Requirement: Return all lines where the word "document" can be found.

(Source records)

■ ■ ■

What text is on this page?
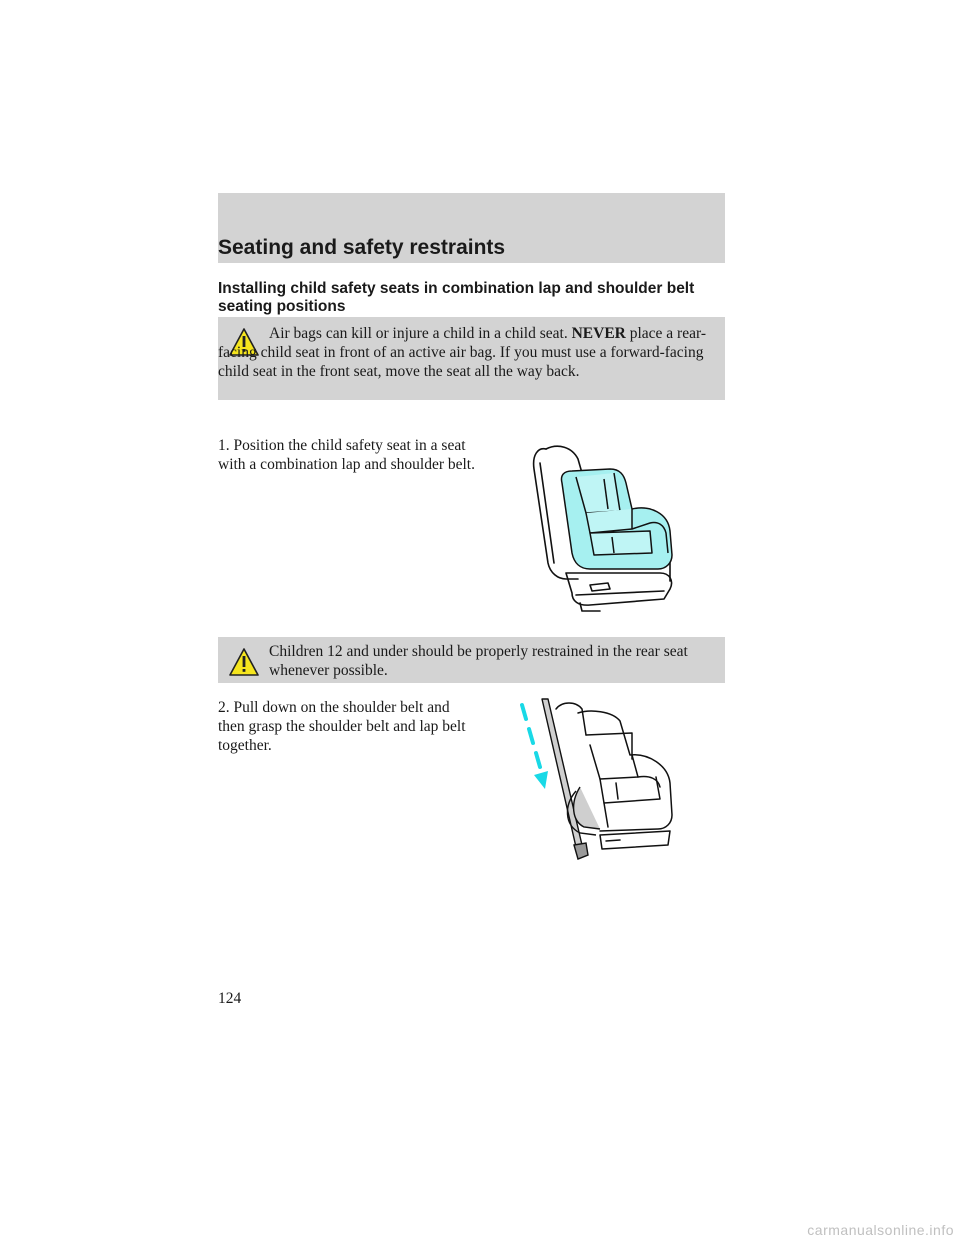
Seating and safety restraints

Installing child safety seats in combination lap and shoulder belt seating positions

Air bags can kill or injure a child in a child seat. NEVER place a rear-facing child seat in front of an active air bag. If you must use a forward-facing child seat in the front seat, move the seat all the way back.

1. Position the child safety seat in a seat with a combination lap and shoulder belt.

Children 12 and under should be properly restrained in the rear seat whenever possible.

2. Pull down on the shoulder belt and then grasp the shoulder belt and lap belt together.

124

carmanualsonline.info
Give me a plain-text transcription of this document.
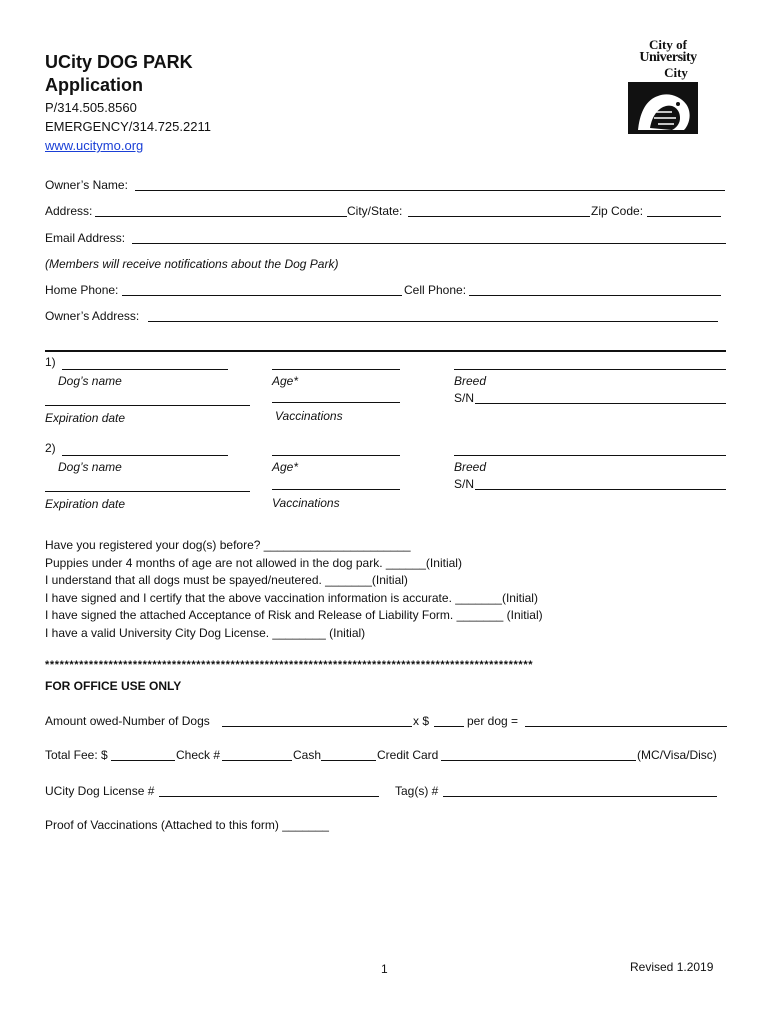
UCity DOG PARK
Application
P/314.505.8560
EMERGENCY/314.725.2211
www.ucitymo.org
City of
University
City
Owner’s Name:
Address:	City/State:	Zip Code:
Email Address:
(Members will receive notifications about the Dog Park)
Home Phone:	Cell Phone:
Owner’s Address:
1)
Dog’s name	Age*	Breed
S/N
Expiration date	Vaccinations
2)
Dog’s name	Age*	Breed
S/N
Expiration date	Vaccinations
Have you registered your dog(s) before? ______________________
Puppies under 4 months of age are not allowed in the dog park. ______(Initial)
I understand that all dogs must be spayed/neutered. _______(Initial)
I have signed and I certify that the above vaccination information is accurate. _______(Initial)
I have signed the attached Acceptance of Risk and Release of Liability Form. _______ (Initial)
I have a valid University City Dog License. ________ (Initial)
****************************************************************************************************
FOR OFFICE USE ONLY
Amount owed-Number of Dogs	x $	per dog =
Total Fee: $	Check #	Cash	Credit Card	(MC/Visa/Disc)
UCity Dog License #	Tag(s) #
Proof of Vaccinations (Attached to this form) _______
1	Revised 1.2019
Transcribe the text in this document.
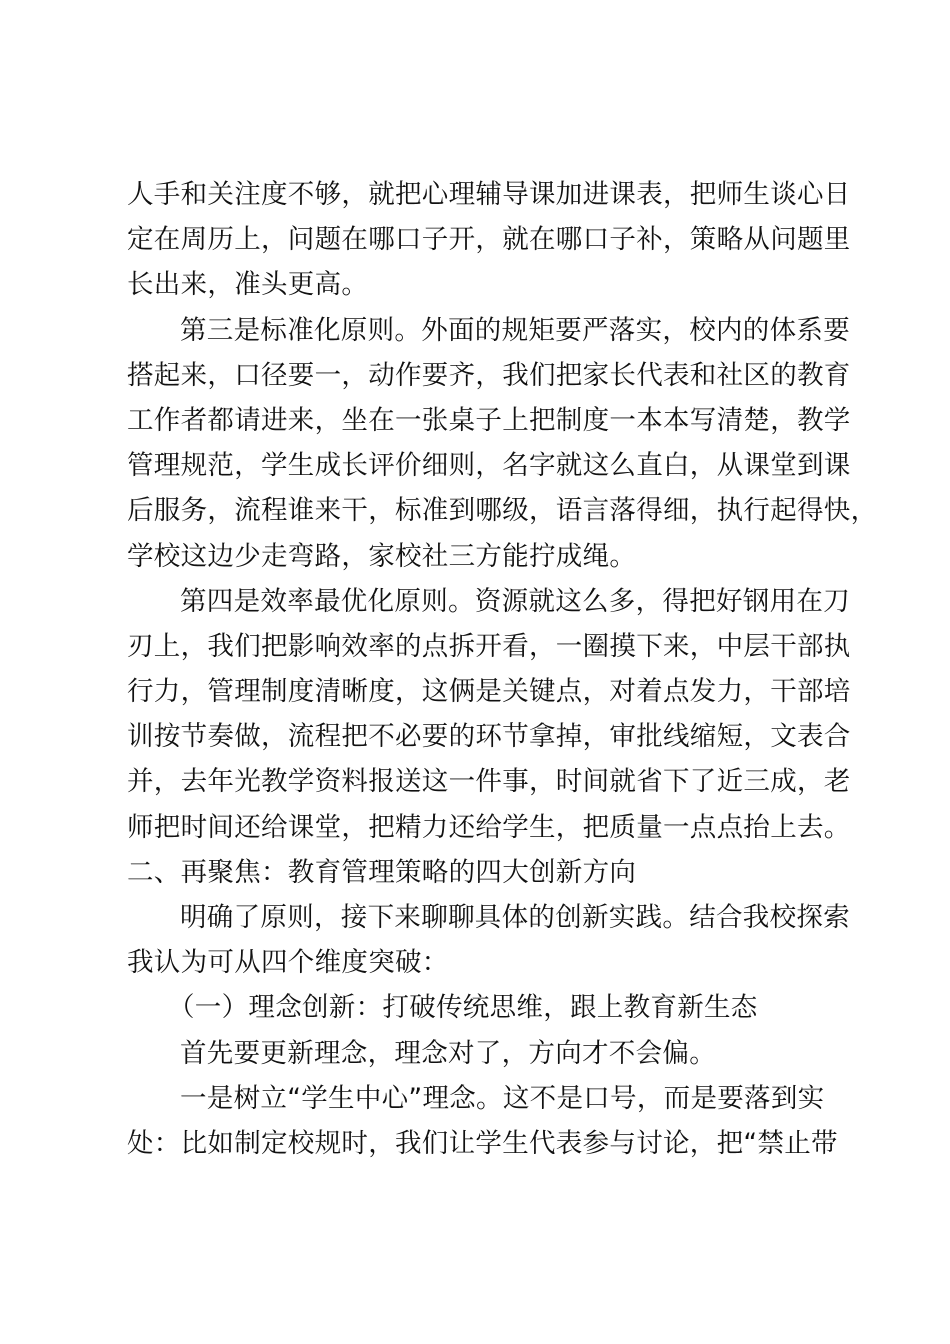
人手和关注度不够，就把心理辅导课加进课表，把师生谈心日
定在周历上，问题在哪口子开，就在哪口子补，策略从问题里
长出来，准头更高。
第三是标准化原则。外面的规矩要严落实，校内的体系要
搭起来，口径要一，动作要齐，我们把家长代表和社区的教育
工作者都请进来，坐在一张桌子上把制度一本本写清楚，教学
管理规范，学生成长评价细则，名字就这么直白，从课堂到课
后服务，流程谁来干，标准到哪级，语言落得细，执行起得快，
学校这边少走弯路，家校社三方能拧成绳。
第四是效率最优化原则。资源就这么多，得把好钢用在刀
刃上，我们把影响效率的点拆开看，一圈摸下来，中层干部执
行力，管理制度清晰度，这俩是关键点，对着点发力，干部培
训按节奏做，流程把不必要的环节拿掉，审批线缩短，文表合
并，去年光教学资料报送这一件事，时间就省下了近三成，老
师把时间还给课堂，把精力还给学生，把质量一点点抬上去。
二、再聚焦：教育管理策略的四大创新方向
明确了原则，接下来聊聊具体的创新实践。结合我校探索
我认为可从四个维度突破：
（一）理念创新：打破传统思维，跟上教育新生态
首先要更新理念，理念对了，方向才不会偏。
一是树立“学生中心”理念。这不是口号，而是要落到实
处：比如制定校规时，我们让学生代表参与讨论，把“禁止带
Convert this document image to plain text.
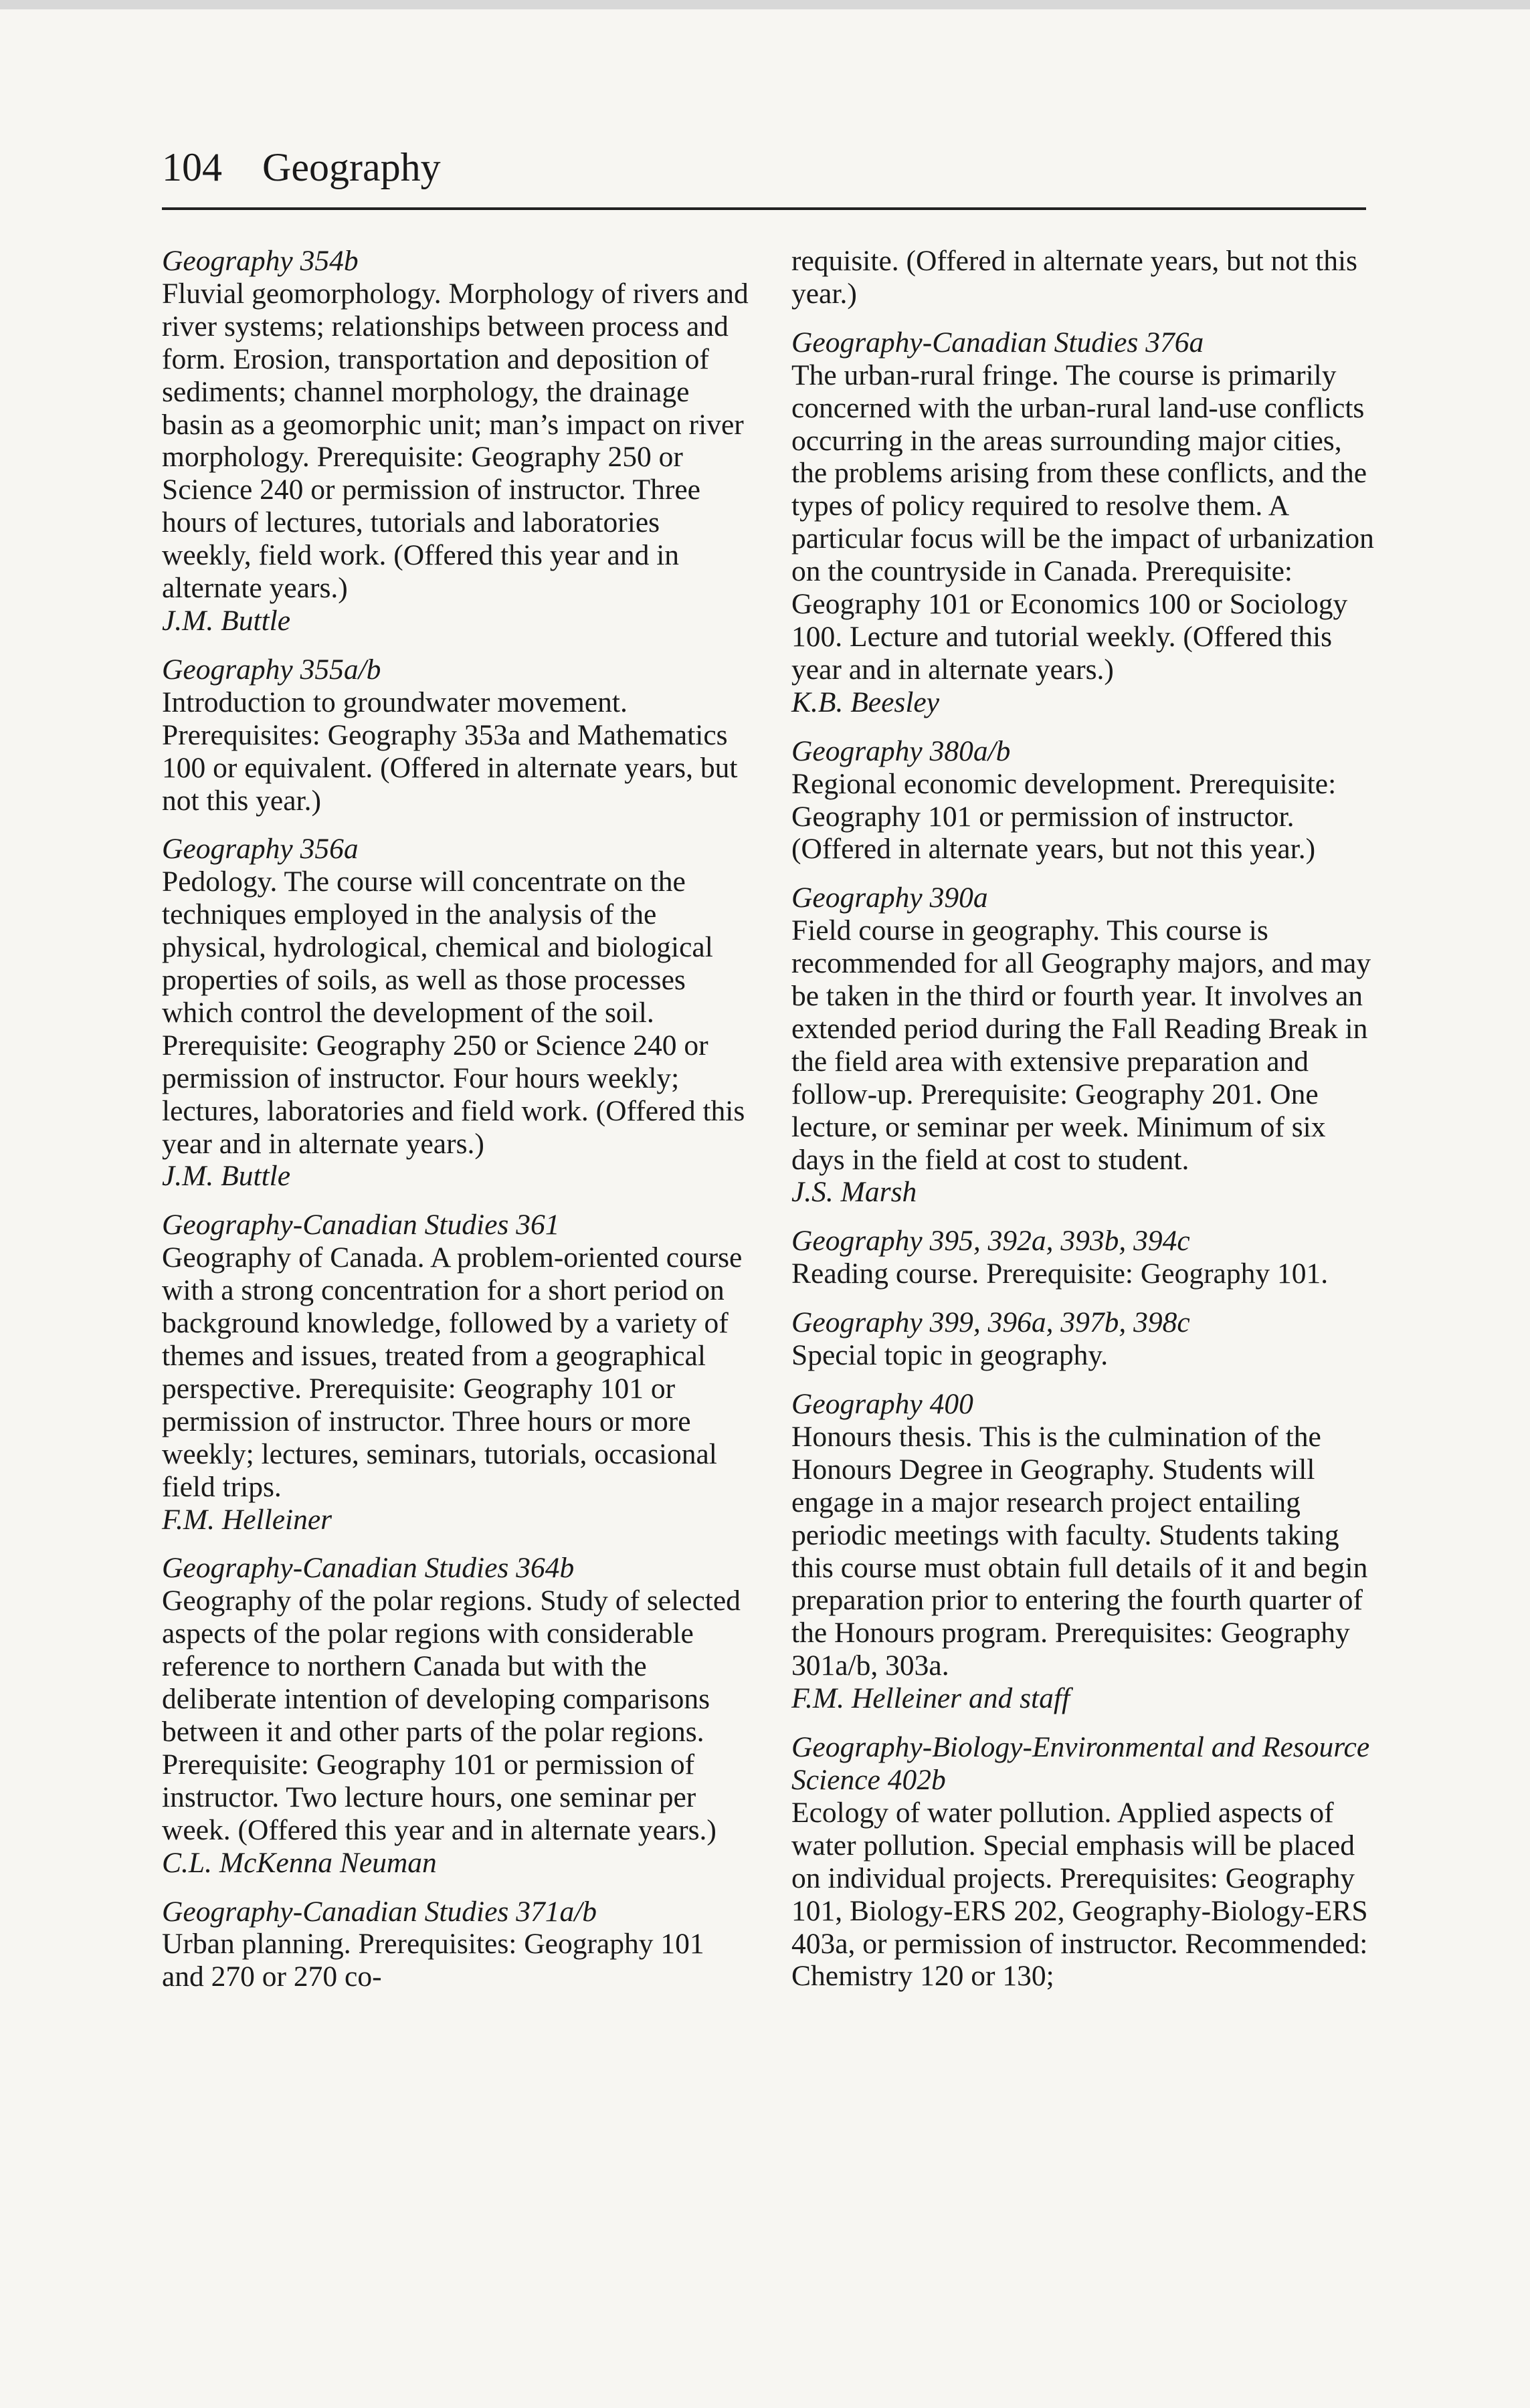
104 Geography
Geography 354b
Fluvial geomorphology. Morphology of rivers and river systems; relationships between process and form. Erosion, transportation and deposition of sediments; channel morphology, the drainage basin as a geomorphic unit; man’s impact on river morphology. Prerequisite: Geography 250 or Science 240 or permission of instructor. Three hours of lectures, tutorials and laboratories weekly, field work. (Offered this year and in alternate years.)
J.M. Buttle
Geography 355a/b
Introduction to groundwater movement. Prerequisites: Geography 353a and Mathematics 100 or equivalent. (Offered in alternate years, but not this year.)
Geography 356a
Pedology. The course will concentrate on the techniques employed in the analysis of the physical, hydrological, chemical and biological properties of soils, as well as those processes which control the development of the soil. Prerequisite: Geography 250 or Science 240 or permission of instructor. Four hours weekly; lectures, laboratories and field work. (Offered this year and in alternate years.)
J.M. Buttle
Geography-Canadian Studies 361
Geography of Canada. A problem-oriented course with a strong concentration for a short period on background knowledge, followed by a variety of themes and issues, treated from a geographical perspective. Prerequisite: Geography 101 or permission of instructor. Three hours or more weekly; lectures, seminars, tutorials, occasional field trips.
F.M. Helleiner
Geography-Canadian Studies 364b
Geography of the polar regions. Study of selected aspects of the polar regions with considerable reference to northern Canada but with the deliberate intention of developing comparisons between it and other parts of the polar regions. Prerequisite: Geography 101 or permission of instructor. Two lecture hours, one seminar per week. (Offered this year and in alternate years.)
C.L. McKenna Neuman
Geography-Canadian Studies 371a/b
Urban planning. Prerequisites: Geography 101 and 270 or 270 co-
requisite. (Offered in alternate years, but not this year.)
Geography-Canadian Studies 376a
The urban-rural fringe. The course is primarily concerned with the urban-rural land-use conflicts occurring in the areas surrounding major cities, the problems arising from these conflicts, and the types of policy required to resolve them. A particular focus will be the impact of urbanization on the countryside in Canada. Prerequisite: Geography 101 or Economics 100 or Sociology 100. Lecture and tutorial weekly. (Offered this year and in alternate years.)
K.B. Beesley
Geography 380a/b
Regional economic development. Prerequisite: Geography 101 or permission of instructor. (Offered in alternate years, but not this year.)
Geography 390a
Field course in geography. This course is recommended for all Geography majors, and may be taken in the third or fourth year. It involves an extended period during the Fall Reading Break in the field area with extensive preparation and follow-up. Prerequisite: Geography 201. One lecture, or seminar per week. Minimum of six days in the field at cost to student.
J.S. Marsh
Geography 395, 392a, 393b, 394c
Reading course. Prerequisite: Geography 101.
Geography 399, 396a, 397b, 398c
Special topic in geography.
Geography 400
Honours thesis. This is the culmination of the Honours Degree in Geography. Students will engage in a major research project entailing periodic meetings with faculty. Students taking this course must obtain full details of it and begin preparation prior to entering the fourth quarter of the Honours program. Prerequisites: Geography 301a/b, 303a.
F.M. Helleiner and staff
Geography-Biology-Environmental and Resource Science 402b
Ecology of water pollution. Applied aspects of water pollution. Special emphasis will be placed on individual projects. Prerequisites: Geography 101, Biology-ERS 202, Geography-Biology-ERS 403a, or permission of instructor. Recommended: Chemistry 120 or 130;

■ ■ ■

Task answer:
Give me a plain-text transcription of this document.
Transcribe the text in this document.
Convert this document image to plain text.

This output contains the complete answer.